■ **Page**
The degraded key is exactly the OTel feature_flag.evaluations cardinality (flag × variant × allocation × reason), sized to hold the full legitimate cardinality at the 2,500-flag target. Over-cap counts increment the dropped_degraded_overflow counter rather than cascading into a lossy third tier — in practice this only fires under genuine abuse. This PR makes that drop observable: the counter is read-and-reset at drain and logged via tracing::warn when non-zero (mirroring the Go reference), so an undersized degradedCap surfaces as a warning instead of a silent loss of legitimate counts.

■ **Entries supplied**

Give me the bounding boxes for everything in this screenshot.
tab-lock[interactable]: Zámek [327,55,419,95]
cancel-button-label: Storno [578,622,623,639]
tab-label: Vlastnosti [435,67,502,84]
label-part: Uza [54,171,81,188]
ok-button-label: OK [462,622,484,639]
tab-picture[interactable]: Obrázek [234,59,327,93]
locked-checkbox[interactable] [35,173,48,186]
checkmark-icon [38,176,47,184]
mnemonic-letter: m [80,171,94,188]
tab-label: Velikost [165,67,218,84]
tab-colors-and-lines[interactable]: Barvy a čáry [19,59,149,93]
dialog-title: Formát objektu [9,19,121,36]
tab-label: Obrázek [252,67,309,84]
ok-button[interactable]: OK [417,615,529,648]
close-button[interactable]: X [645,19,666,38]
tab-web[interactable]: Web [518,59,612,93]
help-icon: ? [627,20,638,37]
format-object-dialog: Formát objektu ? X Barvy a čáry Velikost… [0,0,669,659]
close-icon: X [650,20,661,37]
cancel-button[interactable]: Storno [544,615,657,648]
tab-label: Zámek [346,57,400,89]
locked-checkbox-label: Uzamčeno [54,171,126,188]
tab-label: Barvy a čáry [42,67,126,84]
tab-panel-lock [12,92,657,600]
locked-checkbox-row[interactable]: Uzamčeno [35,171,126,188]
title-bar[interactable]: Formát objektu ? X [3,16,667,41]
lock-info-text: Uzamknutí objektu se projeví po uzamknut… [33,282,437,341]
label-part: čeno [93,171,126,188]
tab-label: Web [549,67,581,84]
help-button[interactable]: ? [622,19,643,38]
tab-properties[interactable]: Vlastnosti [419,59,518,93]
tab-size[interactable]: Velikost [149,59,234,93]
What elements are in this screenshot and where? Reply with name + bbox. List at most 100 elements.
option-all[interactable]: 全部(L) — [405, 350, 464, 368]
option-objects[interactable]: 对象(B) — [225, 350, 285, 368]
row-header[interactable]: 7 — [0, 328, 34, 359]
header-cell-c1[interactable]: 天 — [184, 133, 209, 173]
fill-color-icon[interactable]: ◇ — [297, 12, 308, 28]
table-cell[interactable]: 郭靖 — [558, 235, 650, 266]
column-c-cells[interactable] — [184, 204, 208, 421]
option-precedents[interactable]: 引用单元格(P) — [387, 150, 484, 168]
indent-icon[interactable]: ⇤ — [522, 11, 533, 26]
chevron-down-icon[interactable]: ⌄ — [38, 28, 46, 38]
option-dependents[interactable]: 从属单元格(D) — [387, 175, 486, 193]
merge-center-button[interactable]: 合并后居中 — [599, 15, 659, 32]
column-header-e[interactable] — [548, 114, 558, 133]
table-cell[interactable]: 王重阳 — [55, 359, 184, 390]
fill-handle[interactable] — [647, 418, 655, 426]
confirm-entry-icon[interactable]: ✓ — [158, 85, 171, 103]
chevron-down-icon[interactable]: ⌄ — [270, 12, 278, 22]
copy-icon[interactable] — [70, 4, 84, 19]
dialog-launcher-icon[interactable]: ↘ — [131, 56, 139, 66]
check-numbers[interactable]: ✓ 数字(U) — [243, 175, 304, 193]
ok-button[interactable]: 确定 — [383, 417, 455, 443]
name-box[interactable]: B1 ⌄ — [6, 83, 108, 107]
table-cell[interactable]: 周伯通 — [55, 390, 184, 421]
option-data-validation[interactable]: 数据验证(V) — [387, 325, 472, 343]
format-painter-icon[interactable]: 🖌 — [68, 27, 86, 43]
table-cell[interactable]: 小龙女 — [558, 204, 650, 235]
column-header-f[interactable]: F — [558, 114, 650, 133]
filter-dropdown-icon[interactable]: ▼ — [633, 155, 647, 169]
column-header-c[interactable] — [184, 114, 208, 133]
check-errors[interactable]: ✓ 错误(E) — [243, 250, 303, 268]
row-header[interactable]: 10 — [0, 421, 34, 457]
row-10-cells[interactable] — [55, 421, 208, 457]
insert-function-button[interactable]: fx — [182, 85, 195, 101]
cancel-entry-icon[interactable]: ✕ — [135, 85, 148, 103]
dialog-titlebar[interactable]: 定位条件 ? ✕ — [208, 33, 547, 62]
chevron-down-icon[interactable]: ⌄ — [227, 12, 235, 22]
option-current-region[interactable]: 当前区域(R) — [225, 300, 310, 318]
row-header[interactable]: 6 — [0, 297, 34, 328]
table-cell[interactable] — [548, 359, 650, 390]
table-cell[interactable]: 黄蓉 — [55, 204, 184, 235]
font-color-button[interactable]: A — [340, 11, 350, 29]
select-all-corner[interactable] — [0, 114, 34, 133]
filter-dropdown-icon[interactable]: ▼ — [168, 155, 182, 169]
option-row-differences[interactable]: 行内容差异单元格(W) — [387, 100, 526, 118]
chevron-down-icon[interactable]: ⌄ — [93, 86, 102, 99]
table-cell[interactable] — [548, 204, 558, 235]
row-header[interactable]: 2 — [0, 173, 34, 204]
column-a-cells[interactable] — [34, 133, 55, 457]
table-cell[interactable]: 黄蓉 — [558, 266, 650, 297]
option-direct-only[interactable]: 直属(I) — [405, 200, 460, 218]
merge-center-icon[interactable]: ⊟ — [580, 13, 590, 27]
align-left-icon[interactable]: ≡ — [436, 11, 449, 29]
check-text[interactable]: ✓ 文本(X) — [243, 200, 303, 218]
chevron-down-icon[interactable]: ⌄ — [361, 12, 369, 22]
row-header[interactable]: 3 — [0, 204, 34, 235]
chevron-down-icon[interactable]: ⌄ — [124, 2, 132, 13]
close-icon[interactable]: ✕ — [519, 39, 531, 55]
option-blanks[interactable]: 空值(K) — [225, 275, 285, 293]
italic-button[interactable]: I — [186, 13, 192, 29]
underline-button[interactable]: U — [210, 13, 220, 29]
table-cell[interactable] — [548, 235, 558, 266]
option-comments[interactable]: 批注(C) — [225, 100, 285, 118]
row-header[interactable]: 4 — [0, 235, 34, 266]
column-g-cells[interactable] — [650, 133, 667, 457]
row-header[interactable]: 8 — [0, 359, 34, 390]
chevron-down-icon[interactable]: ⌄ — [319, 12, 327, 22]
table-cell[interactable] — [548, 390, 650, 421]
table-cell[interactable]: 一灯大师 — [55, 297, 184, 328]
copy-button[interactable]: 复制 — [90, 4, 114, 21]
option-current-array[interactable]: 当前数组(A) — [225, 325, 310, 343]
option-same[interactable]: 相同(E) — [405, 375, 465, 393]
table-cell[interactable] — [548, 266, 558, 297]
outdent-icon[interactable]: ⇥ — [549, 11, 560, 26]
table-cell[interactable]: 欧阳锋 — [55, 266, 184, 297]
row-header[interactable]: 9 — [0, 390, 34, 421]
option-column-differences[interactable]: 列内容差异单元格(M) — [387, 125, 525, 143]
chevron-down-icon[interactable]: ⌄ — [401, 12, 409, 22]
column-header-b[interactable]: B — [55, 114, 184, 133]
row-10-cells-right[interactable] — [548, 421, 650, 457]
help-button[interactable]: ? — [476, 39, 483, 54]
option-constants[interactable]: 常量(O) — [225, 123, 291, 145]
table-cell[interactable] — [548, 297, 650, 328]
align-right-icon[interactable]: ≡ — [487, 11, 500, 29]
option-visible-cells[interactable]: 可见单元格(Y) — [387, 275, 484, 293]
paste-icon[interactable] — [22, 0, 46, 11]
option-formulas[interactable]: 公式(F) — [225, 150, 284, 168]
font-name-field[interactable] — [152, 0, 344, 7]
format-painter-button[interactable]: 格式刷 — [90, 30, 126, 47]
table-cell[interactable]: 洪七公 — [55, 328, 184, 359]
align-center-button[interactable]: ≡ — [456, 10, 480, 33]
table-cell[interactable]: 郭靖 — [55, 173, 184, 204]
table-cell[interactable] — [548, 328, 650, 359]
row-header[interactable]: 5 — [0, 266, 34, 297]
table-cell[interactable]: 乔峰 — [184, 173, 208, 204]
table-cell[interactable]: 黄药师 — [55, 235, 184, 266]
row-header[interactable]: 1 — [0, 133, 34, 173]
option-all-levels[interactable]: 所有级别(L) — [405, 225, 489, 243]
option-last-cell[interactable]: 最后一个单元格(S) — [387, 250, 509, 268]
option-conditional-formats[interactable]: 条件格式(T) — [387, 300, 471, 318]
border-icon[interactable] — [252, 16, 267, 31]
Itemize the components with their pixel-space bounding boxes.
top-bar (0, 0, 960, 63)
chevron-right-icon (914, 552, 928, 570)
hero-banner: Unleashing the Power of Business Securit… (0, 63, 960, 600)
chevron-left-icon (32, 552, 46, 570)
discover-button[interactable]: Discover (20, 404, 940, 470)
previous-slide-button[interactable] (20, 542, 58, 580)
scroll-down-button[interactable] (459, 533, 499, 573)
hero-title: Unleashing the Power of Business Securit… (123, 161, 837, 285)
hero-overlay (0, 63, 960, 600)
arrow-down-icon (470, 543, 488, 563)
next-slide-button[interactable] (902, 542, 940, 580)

■ **Exercise set**
1. Answer from the feature-flag passage:
(a) Which four fields make up the cardinality of the degraded key?
(b) What counter do over-cap counts increment?
(c) Under what condition is that counter logged via tracing::warn?
2. Carry on the feature-flag passage from its final sentence.
The material has no connection to the feature-flag passage.

■ **Answers to the exercise**
1.
(a) Flag, variant, allocation and reason.
(b) The dropped_degraded_overflow counter.
(c) When it is non-zero after being read and reset at drain.

2.
Performance

PHP recording adds a bounded, lock-guarded insert to each native ddog_ffe_evaluate call (scalar copies + building the comparable canonical-context key); the heavier drain + serialization + sidecar hand-off is paid once per request at shutdown, not per evaluation. Context pruning (256/256) caps the per-bucket payload, and the global/per-flag/degraded caps bound total memory. The existing OTel metric path is unchanged, so the only added per-evaluation cost is the EVP insert.

A phpbench hot-path benchmark is wired into the canonical suite at tests/Benchmarks/API/FlagEvaluationBench.php — auto-discovered by tests/phpbench.json (Benchmarks/API, *Bench.php), run by make benchmarks and the GitLab benchmarks-tracer microbenchmark job (gated on tests/Benchmarks/** changes). It drives the real \DDTrace\ffe_evaluate()ddog_ffe_evaluate record+aggregation path against a static in-memory UFC config (split / targeting-match / distinct-context subjects), plus a counting-disabled (benchEvaluateWithoutCounting) baseline subject that isolates the EVP record+aggregation cost from base evaluation. Per-op ns/µs figures are produced by the benchmarking-platform CI run; no figures are fabricated here.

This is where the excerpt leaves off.